What is being asked:
Go through the entries below and copy each line containing the word "dachte".
====================
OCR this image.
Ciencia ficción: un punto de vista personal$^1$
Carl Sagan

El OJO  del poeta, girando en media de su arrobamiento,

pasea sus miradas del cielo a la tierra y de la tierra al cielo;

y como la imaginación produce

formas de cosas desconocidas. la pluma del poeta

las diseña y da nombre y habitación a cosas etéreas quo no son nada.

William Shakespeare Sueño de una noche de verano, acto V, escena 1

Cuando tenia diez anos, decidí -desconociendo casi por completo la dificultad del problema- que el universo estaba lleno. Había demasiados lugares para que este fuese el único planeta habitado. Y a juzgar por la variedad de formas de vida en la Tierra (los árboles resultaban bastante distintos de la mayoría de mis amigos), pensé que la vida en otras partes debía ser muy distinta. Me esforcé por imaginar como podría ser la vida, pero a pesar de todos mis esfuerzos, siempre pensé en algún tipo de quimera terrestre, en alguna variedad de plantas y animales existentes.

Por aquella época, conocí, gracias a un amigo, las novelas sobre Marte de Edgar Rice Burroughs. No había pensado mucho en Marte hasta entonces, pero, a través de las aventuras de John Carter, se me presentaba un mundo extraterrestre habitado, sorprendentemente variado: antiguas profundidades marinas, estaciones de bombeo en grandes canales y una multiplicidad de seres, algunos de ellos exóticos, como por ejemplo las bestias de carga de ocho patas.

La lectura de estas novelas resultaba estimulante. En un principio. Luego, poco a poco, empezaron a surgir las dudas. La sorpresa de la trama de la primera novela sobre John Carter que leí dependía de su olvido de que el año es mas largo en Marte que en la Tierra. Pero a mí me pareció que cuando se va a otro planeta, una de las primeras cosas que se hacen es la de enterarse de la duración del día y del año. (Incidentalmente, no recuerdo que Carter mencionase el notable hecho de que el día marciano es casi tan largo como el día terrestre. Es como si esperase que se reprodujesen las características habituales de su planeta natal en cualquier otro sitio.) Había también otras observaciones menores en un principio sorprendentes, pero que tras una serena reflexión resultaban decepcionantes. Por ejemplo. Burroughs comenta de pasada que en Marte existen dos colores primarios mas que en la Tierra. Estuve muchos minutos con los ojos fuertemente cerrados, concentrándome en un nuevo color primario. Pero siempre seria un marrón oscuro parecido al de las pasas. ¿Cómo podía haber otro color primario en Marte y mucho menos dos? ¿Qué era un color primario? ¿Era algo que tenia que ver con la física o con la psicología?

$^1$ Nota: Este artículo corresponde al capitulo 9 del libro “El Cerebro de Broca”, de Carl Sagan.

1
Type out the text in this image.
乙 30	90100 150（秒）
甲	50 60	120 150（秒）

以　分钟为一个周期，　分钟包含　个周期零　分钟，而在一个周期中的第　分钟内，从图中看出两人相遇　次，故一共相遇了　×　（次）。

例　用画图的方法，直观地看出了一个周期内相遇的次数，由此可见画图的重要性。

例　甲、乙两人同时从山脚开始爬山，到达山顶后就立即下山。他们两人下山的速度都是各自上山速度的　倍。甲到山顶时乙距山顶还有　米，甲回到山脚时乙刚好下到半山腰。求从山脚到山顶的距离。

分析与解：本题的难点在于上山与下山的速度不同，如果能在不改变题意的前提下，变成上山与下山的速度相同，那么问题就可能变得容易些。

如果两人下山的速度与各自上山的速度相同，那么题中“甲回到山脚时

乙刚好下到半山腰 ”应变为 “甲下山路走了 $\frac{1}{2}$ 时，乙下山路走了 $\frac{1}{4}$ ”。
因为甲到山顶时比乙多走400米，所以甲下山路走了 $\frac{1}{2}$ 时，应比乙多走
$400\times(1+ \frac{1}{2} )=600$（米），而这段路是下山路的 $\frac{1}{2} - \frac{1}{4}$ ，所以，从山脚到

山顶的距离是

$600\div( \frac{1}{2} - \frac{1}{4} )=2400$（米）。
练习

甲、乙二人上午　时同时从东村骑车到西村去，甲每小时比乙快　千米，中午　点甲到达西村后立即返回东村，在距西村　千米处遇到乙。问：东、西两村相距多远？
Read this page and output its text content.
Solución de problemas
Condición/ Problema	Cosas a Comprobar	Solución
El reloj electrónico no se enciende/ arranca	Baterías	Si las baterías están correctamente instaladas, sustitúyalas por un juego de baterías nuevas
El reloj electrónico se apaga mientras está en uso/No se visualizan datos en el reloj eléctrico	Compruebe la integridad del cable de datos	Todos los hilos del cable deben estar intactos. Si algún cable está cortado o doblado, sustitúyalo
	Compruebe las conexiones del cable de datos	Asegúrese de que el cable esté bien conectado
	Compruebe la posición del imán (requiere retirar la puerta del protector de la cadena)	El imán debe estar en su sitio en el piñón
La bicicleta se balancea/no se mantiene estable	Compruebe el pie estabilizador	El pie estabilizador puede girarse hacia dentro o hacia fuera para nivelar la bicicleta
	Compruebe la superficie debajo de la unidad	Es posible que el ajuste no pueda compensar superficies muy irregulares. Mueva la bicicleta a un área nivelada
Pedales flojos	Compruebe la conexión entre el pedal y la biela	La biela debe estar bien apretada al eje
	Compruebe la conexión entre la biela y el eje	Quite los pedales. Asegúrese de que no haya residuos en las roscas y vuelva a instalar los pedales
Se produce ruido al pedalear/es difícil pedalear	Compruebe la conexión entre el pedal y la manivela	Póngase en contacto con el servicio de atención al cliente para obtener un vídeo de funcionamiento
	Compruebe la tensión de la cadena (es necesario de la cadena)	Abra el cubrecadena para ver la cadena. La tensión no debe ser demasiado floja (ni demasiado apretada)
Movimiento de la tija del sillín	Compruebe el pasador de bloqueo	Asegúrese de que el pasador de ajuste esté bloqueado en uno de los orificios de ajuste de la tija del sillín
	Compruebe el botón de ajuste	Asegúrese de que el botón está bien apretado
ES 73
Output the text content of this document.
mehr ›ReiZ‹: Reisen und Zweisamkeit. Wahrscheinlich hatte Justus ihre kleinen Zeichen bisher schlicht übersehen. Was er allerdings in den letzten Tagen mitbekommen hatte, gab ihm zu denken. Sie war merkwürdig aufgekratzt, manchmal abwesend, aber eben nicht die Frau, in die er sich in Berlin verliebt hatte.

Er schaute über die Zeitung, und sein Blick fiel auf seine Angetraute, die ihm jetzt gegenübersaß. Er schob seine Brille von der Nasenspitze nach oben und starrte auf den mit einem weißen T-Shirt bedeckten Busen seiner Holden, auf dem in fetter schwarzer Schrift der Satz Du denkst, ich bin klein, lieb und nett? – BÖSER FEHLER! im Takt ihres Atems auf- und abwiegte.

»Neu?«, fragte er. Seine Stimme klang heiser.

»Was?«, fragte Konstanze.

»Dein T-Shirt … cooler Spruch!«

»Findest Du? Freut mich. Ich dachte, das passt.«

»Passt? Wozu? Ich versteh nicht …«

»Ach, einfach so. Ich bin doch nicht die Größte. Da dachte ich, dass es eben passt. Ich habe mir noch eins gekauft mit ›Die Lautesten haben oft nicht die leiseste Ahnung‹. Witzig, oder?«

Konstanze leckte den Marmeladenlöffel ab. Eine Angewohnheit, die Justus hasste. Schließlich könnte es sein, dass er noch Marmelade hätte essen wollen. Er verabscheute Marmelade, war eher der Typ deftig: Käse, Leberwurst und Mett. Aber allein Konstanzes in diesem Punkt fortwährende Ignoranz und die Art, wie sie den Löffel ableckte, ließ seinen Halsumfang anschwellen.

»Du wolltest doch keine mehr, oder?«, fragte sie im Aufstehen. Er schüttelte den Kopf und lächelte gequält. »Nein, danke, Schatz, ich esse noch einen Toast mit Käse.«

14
====================
The result:
»Findest Du? Freut mich. Ich dachte, das passt.«
»Ach, einfach so. Ich bin doch nicht die Größte. Da dachte ich, dass es eben passt. Ich habe mir noch eins gekauft mit ›Die Lautesten haben oft nicht die leiseste Ahnung‹. Witzig, oder?«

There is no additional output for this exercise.